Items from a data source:
▼
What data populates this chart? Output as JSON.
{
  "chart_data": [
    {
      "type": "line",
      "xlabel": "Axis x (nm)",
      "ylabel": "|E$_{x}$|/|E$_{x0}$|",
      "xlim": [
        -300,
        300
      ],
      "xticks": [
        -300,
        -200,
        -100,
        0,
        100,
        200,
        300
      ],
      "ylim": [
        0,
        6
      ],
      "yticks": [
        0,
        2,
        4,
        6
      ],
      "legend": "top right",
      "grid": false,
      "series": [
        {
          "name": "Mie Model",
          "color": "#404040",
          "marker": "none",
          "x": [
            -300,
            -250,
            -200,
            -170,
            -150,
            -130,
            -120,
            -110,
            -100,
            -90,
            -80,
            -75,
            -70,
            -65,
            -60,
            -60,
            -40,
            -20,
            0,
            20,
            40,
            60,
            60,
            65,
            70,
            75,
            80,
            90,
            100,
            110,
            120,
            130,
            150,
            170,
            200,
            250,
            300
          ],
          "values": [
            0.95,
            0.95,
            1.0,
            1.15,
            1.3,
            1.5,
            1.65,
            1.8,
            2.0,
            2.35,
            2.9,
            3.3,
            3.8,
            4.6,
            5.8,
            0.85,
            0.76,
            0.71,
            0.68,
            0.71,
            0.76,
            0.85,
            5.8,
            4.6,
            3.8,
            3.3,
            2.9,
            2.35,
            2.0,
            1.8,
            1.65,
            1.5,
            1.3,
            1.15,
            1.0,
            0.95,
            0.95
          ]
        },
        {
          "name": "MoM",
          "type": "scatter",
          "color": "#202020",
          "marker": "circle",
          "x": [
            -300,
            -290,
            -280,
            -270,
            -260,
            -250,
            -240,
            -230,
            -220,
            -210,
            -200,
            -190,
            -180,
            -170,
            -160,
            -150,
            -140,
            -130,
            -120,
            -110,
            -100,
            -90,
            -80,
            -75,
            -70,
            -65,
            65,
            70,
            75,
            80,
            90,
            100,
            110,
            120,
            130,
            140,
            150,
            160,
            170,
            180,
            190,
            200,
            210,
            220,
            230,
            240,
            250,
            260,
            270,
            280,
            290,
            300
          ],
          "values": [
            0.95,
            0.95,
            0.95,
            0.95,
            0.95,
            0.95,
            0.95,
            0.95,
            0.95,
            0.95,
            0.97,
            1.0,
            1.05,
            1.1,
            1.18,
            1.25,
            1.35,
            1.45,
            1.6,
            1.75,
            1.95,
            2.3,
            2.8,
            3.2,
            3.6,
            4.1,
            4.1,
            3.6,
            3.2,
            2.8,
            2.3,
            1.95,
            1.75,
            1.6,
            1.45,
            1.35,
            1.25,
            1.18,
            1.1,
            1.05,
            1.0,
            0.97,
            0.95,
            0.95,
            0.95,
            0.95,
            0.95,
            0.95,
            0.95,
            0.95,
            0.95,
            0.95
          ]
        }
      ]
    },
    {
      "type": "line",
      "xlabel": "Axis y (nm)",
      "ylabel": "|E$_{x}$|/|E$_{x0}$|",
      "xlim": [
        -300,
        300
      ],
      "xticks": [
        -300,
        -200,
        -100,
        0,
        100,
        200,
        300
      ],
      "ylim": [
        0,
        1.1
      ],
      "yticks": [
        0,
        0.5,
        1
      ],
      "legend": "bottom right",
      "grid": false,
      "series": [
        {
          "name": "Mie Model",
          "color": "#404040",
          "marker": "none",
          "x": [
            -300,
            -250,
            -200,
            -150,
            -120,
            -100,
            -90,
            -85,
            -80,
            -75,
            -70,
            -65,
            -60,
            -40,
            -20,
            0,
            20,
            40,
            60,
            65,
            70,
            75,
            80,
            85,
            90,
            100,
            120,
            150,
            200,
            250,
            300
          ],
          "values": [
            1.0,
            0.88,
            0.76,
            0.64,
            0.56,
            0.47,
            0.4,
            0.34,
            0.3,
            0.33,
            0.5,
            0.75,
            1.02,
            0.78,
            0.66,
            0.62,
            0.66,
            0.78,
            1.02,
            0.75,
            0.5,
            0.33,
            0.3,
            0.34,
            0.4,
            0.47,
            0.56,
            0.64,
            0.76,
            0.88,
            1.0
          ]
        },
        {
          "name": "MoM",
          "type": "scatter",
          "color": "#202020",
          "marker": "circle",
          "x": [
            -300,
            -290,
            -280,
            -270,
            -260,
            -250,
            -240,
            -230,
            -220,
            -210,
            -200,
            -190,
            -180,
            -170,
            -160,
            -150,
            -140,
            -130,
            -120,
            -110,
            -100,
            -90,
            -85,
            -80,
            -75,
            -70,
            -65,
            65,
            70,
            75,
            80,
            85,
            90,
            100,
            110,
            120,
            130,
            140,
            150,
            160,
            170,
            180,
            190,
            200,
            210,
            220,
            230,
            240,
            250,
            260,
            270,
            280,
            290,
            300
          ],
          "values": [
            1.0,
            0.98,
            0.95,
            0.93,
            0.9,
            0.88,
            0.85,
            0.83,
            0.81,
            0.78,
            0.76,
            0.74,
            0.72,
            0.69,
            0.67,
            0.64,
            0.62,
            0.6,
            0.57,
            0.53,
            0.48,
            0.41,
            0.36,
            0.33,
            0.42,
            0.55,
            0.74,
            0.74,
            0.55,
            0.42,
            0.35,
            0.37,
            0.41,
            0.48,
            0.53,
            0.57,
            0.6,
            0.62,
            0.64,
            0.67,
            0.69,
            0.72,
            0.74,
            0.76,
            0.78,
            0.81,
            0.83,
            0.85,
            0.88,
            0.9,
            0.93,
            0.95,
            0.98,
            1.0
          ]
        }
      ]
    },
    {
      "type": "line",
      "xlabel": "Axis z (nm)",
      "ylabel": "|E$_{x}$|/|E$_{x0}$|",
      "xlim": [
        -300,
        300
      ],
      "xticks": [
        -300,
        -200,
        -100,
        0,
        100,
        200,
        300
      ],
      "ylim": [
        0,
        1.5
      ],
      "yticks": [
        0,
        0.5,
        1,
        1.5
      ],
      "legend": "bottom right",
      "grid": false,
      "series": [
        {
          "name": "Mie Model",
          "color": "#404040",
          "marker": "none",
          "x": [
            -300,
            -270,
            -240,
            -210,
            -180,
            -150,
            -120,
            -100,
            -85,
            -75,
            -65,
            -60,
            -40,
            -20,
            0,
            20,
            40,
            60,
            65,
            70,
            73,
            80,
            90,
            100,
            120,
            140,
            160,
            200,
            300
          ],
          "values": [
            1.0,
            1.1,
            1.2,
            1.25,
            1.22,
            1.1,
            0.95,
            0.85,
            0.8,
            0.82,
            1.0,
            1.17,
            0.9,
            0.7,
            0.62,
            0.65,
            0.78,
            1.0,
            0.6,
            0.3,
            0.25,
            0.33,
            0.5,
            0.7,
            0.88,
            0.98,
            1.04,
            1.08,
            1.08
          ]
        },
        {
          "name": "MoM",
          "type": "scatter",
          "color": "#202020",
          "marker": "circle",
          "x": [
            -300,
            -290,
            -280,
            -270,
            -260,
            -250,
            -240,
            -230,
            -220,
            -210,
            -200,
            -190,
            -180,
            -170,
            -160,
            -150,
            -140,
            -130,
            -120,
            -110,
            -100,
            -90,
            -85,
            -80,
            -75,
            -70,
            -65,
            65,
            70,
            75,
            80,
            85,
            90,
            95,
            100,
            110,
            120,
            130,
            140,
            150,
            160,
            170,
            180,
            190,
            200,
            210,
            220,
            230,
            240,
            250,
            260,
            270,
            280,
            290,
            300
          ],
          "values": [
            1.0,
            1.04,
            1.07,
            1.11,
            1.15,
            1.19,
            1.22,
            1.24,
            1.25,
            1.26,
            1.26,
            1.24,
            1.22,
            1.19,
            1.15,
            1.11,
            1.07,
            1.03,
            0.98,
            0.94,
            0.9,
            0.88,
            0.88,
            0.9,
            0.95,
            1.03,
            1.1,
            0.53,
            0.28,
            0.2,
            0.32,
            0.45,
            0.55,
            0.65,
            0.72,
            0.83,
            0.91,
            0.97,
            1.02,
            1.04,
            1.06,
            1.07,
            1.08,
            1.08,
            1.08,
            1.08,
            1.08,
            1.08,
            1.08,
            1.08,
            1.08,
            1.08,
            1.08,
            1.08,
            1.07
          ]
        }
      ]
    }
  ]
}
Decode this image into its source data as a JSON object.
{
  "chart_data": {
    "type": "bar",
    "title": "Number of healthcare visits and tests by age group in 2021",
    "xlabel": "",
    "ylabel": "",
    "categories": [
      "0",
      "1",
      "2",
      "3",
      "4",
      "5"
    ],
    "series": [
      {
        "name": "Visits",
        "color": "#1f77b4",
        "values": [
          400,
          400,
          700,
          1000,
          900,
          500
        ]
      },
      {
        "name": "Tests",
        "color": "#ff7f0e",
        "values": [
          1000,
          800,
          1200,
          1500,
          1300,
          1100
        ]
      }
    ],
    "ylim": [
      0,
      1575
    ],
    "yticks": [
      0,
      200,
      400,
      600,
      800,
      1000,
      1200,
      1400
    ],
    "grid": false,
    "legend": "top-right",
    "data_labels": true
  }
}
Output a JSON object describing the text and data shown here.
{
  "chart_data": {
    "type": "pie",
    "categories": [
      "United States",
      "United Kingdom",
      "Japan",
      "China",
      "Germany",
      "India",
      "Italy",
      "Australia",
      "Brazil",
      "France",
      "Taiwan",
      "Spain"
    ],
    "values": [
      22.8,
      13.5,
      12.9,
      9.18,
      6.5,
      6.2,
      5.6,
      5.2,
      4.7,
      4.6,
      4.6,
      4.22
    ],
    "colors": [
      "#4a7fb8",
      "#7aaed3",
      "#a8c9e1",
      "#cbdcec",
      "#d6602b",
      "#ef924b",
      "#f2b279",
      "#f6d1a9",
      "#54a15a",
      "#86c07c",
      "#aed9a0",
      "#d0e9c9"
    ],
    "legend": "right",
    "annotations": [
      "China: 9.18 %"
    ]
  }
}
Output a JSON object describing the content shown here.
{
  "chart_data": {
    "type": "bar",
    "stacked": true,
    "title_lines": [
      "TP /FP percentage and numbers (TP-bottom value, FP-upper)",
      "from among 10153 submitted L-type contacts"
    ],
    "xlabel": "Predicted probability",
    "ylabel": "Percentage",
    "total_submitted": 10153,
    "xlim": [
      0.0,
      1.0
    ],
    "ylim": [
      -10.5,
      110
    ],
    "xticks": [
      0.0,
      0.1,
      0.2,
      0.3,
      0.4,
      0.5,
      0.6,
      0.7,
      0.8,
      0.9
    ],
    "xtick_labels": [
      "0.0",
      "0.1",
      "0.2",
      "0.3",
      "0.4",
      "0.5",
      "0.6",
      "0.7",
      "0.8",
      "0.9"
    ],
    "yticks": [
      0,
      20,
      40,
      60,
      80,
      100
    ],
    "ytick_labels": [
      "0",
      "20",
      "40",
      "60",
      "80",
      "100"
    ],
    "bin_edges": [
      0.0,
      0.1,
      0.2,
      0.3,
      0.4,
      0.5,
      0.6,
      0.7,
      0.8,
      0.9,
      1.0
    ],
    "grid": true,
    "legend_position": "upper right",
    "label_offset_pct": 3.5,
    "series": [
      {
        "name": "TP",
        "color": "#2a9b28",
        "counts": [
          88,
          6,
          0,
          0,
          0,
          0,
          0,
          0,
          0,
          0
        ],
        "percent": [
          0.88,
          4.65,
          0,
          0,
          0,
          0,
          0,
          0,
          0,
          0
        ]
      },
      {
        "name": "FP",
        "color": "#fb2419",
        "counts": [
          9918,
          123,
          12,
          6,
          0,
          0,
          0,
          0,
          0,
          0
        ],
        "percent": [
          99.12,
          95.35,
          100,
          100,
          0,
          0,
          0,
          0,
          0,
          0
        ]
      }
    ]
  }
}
▲
List the lines of the material in which the word "true" occurs.

    "data_labels": true
    "stacked": true,
    "grid": true,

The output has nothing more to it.